• _Short problem_
Here are some records; copy every line that holds the word "nDataset".

Dataset items
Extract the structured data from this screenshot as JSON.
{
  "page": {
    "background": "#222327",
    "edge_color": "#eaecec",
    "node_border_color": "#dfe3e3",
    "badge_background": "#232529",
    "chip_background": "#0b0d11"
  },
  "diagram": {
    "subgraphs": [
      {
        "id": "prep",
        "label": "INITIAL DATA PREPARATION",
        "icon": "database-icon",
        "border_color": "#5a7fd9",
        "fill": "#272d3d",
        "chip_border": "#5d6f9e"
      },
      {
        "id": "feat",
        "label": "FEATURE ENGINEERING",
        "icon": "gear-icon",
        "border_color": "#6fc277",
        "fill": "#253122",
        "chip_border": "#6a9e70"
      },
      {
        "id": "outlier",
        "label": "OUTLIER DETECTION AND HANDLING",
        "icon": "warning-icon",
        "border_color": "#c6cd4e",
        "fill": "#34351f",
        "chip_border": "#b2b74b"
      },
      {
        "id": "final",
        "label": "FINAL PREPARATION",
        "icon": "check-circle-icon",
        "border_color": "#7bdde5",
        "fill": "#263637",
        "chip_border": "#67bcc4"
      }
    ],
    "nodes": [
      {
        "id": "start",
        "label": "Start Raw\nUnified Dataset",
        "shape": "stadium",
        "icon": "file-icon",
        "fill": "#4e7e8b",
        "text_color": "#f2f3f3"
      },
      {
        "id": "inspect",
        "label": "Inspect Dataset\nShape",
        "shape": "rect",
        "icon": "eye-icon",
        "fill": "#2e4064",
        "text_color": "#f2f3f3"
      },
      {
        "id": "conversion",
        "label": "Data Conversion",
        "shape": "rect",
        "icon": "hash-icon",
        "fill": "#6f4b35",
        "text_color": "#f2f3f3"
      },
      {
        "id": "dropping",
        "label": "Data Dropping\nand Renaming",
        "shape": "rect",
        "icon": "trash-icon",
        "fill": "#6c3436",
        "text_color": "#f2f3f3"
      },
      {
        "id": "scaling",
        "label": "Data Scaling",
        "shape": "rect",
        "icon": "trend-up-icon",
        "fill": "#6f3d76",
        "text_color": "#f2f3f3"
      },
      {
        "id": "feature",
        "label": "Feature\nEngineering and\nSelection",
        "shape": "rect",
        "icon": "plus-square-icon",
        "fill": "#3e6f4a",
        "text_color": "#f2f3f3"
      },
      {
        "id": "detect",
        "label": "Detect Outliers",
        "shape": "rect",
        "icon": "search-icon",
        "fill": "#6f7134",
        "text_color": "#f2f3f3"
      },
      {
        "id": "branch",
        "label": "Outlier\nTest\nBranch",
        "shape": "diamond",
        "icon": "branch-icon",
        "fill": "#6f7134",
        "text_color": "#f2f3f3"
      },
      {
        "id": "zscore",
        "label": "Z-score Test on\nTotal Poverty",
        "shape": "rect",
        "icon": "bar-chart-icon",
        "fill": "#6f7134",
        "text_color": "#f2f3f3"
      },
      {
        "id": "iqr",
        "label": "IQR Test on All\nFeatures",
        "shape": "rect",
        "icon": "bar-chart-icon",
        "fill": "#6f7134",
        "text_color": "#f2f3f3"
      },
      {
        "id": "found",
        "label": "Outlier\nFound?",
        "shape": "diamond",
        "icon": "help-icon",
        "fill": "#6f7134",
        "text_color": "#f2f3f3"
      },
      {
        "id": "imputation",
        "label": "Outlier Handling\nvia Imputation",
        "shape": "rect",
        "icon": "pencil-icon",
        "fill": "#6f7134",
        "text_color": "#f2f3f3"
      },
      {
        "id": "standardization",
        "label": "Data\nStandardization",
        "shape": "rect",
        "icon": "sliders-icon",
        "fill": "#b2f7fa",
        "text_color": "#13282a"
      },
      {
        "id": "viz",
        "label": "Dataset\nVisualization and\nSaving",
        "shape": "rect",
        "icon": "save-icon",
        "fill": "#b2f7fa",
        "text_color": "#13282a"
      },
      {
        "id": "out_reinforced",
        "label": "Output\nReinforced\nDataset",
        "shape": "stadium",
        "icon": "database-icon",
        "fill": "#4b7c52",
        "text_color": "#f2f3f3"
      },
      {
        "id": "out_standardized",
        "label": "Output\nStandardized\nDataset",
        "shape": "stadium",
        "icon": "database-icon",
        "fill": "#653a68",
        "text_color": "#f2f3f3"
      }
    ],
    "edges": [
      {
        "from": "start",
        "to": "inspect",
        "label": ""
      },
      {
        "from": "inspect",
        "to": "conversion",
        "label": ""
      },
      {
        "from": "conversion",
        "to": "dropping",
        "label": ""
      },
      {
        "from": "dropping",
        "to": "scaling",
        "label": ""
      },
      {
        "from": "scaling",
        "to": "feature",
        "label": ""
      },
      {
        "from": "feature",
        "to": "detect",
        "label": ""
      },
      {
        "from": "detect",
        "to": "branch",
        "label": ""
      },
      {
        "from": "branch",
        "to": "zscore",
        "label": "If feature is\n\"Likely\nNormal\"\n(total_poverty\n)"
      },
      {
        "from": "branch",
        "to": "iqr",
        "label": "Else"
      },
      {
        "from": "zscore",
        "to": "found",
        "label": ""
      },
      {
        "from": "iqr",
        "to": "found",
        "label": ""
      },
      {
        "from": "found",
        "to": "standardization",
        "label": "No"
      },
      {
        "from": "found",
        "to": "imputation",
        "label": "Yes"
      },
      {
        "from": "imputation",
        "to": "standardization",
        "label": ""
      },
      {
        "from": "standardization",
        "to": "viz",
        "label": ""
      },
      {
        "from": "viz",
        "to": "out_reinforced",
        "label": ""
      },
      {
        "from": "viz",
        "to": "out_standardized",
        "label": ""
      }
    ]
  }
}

• _Response for this exercise_
        "label": "Output\nReinforced\nDataset",
        "label": "Output\nStandardized\nDataset",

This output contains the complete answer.